## YOUR GOAL
Please, without the pictures, restate every entry exactly.

======== RECORDS SHOWN

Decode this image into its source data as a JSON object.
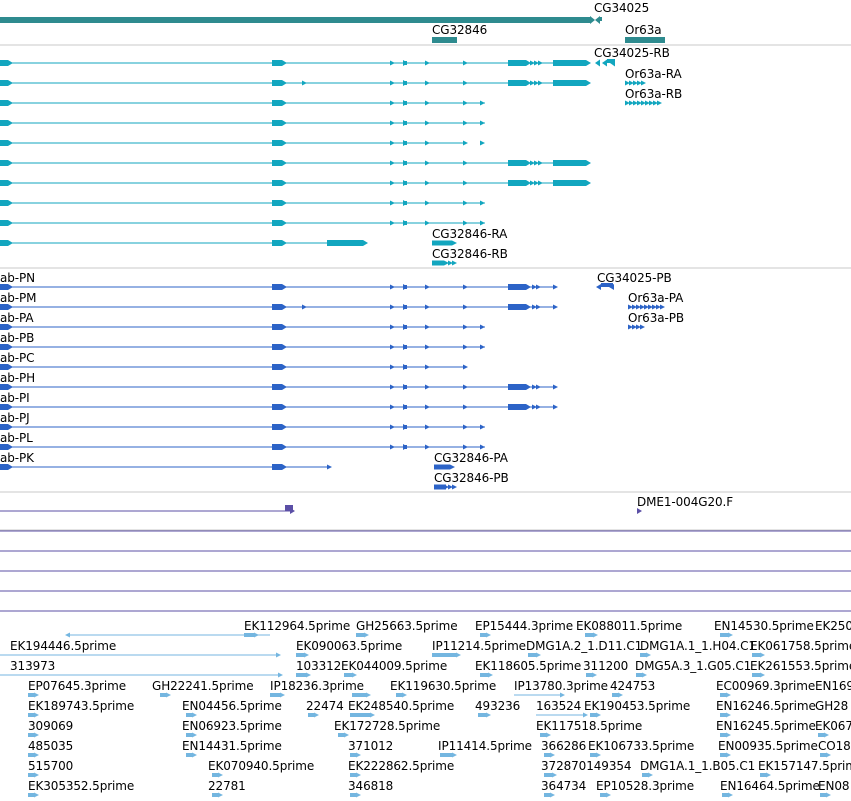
{
  "colors": {
    "gene": "#2e8b8f",
    "mrna": "#12a6bf",
    "cds": "#2c63c7",
    "est_pair": "#5b4fa6",
    "est": "#74b6e0",
    "divider": "#c8c8c8"
  },
  "gene_track": {
    "features": [
      {
        "label": "CG34025"
      },
      {
        "label": "CG32846"
      },
      {
        "label": "Or63a"
      }
    ]
  },
  "mrna_track": {
    "features": [
      {
        "label": "CG34025-RB"
      },
      {
        "label": "Or63a-RA"
      },
      {
        "label": "Or63a-RB"
      },
      {
        "label": "CG32846-RA"
      },
      {
        "label": "CG32846-RB"
      }
    ]
  },
  "cds_track": {
    "features": [
      {
        "label": "ab-PN"
      },
      {
        "label": "ab-PM"
      },
      {
        "label": "ab-PA"
      },
      {
        "label": "ab-PB"
      },
      {
        "label": "ab-PC"
      },
      {
        "label": "ab-PH"
      },
      {
        "label": "ab-PI"
      },
      {
        "label": "ab-PJ"
      },
      {
        "label": "ab-PL"
      },
      {
        "label": "ab-PK"
      },
      {
        "label": "CG34025-PB"
      },
      {
        "label": "Or63a-PA"
      },
      {
        "label": "Or63a-PB"
      },
      {
        "label": "CG32846-PA"
      },
      {
        "label": "CG32846-PB"
      }
    ]
  },
  "cdna_track": {
    "features": [
      {
        "label": "DME1-004G20.F"
      }
    ]
  },
  "est_track": {
    "features": [
      {
        "label": "EK112964.5prime"
      },
      {
        "label": "GH25663.5prime"
      },
      {
        "label": "EP15444.3prime"
      },
      {
        "label": "EK088011.5prime"
      },
      {
        "label": "EN14530.5prime"
      },
      {
        "label": "EK250"
      },
      {
        "label": "EK194446.5prime"
      },
      {
        "label": "EK090063.5prime"
      },
      {
        "label": "IP11214.5prime"
      },
      {
        "label": "DMG1A.2_1.D11.C1"
      },
      {
        "label": "DMG1A.1_1.H04.C1"
      },
      {
        "label": "EK061758.5prime"
      },
      {
        "label": "313973"
      },
      {
        "label": "103312"
      },
      {
        "label": "EK044009.5prime"
      },
      {
        "label": "EK118605.5prime"
      },
      {
        "label": "311200"
      },
      {
        "label": "DMG5A.3_1.G05.C1"
      },
      {
        "label": "EK261553.5prime"
      },
      {
        "label": "EP07645.3prime"
      },
      {
        "label": "GH22241.5prime"
      },
      {
        "label": "IP18236.3prime"
      },
      {
        "label": "EK119630.5prime"
      },
      {
        "label": "IP13780.3prime"
      },
      {
        "label": "424753"
      },
      {
        "label": "EC00969.3prime"
      },
      {
        "label": "EN169"
      },
      {
        "label": "EK189743.5prime"
      },
      {
        "label": "EN04456.5prime"
      },
      {
        "label": "22474"
      },
      {
        "label": "EK248540.5prime"
      },
      {
        "label": "493236"
      },
      {
        "label": "163524"
      },
      {
        "label": "EK190453.5prime"
      },
      {
        "label": "EN16246.5prime"
      },
      {
        "label": "GH28"
      },
      {
        "label": "309069"
      },
      {
        "label": "EN06923.5prime"
      },
      {
        "label": "EK172728.5prime"
      },
      {
        "label": "EK117518.5prime"
      },
      {
        "label": "EN16245.5prime"
      },
      {
        "label": "EK067"
      },
      {
        "label": "485035"
      },
      {
        "label": "EN14431.5prime"
      },
      {
        "label": "371012"
      },
      {
        "label": "IP11414.5prime"
      },
      {
        "label": "366286"
      },
      {
        "label": "EK106733.5prime"
      },
      {
        "label": "EN00935.5prime"
      },
      {
        "label": "CO18"
      },
      {
        "label": "515700"
      },
      {
        "label": "EK070940.5prime"
      },
      {
        "label": "EK222862.5prime"
      },
      {
        "label": "372870149354"
      },
      {
        "label": "DMG1A.1_1.B05.C1"
      },
      {
        "label": "EK157147.5prime"
      },
      {
        "label": "EK305352.5prime"
      },
      {
        "label": "22781"
      },
      {
        "label": "346818"
      },
      {
        "label": "364734"
      },
      {
        "label": "EP10528.3prime"
      },
      {
        "label": "EN16464.5prime"
      },
      {
        "label": "EN08"
      }
    ]
  }
}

================

## RESPONSE
Decode this image into its source data as a JSON object.
{
  "colors": {
    "gene": "#2e8b8f",
    "mrna": "#12a6bf",
    "cds": "#2c63c7",
    "est_pair": "#5b4fa6",
    "est": "#74b6e0",
    "divider": "#c8c8c8"
  },
  "gene_track": {
    "features": [
      {
        "label": "CG34025"
      },
      {
        "label": "CG32846"
      },
      {
        "label": "Or63a"
      }
    ]
  },
  "mrna_track": {
    "features": [
      {
        "label": "CG34025-RB"
      },
      {
        "label": "Or63a-RA"
      },
      {
        "label": "Or63a-RB"
      },
      {
        "label": "CG32846-RA"
      },
      {
        "label": "CG32846-RB"
      }
    ]
  },
  "cds_track": {
    "features": [
      {
        "label": "ab-PN"
      },
      {
        "label": "ab-PM"
      },
      {
        "label": "ab-PA"
      },
      {
        "label": "ab-PB"
      },
      {
        "label": "ab-PC"
      },
      {
        "label": "ab-PH"
      },
      {
        "label": "ab-PI"
      },
      {
        "label": "ab-PJ"
      },
      {
        "label": "ab-PL"
      },
      {
        "label": "ab-PK"
      },
      {
        "label": "CG34025-PB"
      },
      {
        "label": "Or63a-PA"
      },
      {
        "label": "Or63a-PB"
      },
      {
        "label": "CG32846-PA"
      },
      {
        "label": "CG32846-PB"
      }
    ]
  },
  "cdna_track": {
    "features": [
      {
        "label": "DME1-004G20.F"
      }
    ]
  },
  "est_track": {
    "features": [
      {
        "label": "EK112964.5prime"
      },
      {
        "label": "GH25663.5prime"
      },
      {
        "label": "EP15444.3prime"
      },
      {
        "label": "EK088011.5prime"
      },
      {
        "label": "EN14530.5prime"
      },
      {
        "label": "EK250"
      },
      {
        "label": "EK194446.5prime"
      },
      {
        "label": "EK090063.5prime"
      },
      {
        "label": "IP11214.5prime"
      },
      {
        "label": "DMG1A.2_1.D11.C1"
      },
      {
        "label": "DMG1A.1_1.H04.C1"
      },
      {
        "label": "EK061758.5prime"
      },
      {
        "label": "313973"
      },
      {
        "label": "103312"
      },
      {
        "label": "EK044009.5prime"
      },
      {
        "label": "EK118605.5prime"
      },
      {
        "label": "311200"
      },
      {
        "label": "DMG5A.3_1.G05.C1"
      },
      {
        "label": "EK261553.5prime"
      },
      {
        "label": "EP07645.3prime"
      },
      {
        "label": "GH22241.5prime"
      },
      {
        "label": "IP18236.3prime"
      },
      {
        "label": "EK119630.5prime"
      },
      {
        "label": "IP13780.3prime"
      },
      {
        "label": "424753"
      },
      {
        "label": "EC00969.3prime"
      },
      {
        "label": "EN169"
      },
      {
        "label": "EK189743.5prime"
      },
      {
        "label": "EN04456.5prime"
      },
      {
        "label": "22474"
      },
      {
        "label": "EK248540.5prime"
      },
      {
        "label": "493236"
      },
      {
        "label": "163524"
      },
      {
        "label": "EK190453.5prime"
      },
      {
        "label": "EN16246.5prime"
      },
      {
        "label": "GH28"
      },
      {
        "label": "309069"
      },
      {
        "label": "EN06923.5prime"
      },
      {
        "label": "EK172728.5prime"
      },
      {
        "label": "EK117518.5prime"
      },
      {
        "label": "EN16245.5prime"
      },
      {
        "label": "EK067"
      },
      {
        "label": "485035"
      },
      {
        "label": "EN14431.5prime"
      },
      {
        "label": "371012"
      },
      {
        "label": "IP11414.5prime"
      },
      {
        "label": "366286"
      },
      {
        "label": "EK106733.5prime"
      },
      {
        "label": "EN00935.5prime"
      },
      {
        "label": "CO18"
      },
      {
        "label": "515700"
      },
      {
        "label": "EK070940.5prime"
      },
      {
        "label": "EK222862.5prime"
      },
      {
        "label": "372870149354"
      },
      {
        "label": "DMG1A.1_1.B05.C1"
      },
      {
        "label": "EK157147.5prime"
      },
      {
        "label": "EK305352.5prime"
      },
      {
        "label": "22781"
      },
      {
        "label": "346818"
      },
      {
        "label": "364734"
      },
      {
        "label": "EP10528.3prime"
      },
      {
        "label": "EN16464.5prime"
      },
      {
        "label": "EN08"
      }
    ]
  }
}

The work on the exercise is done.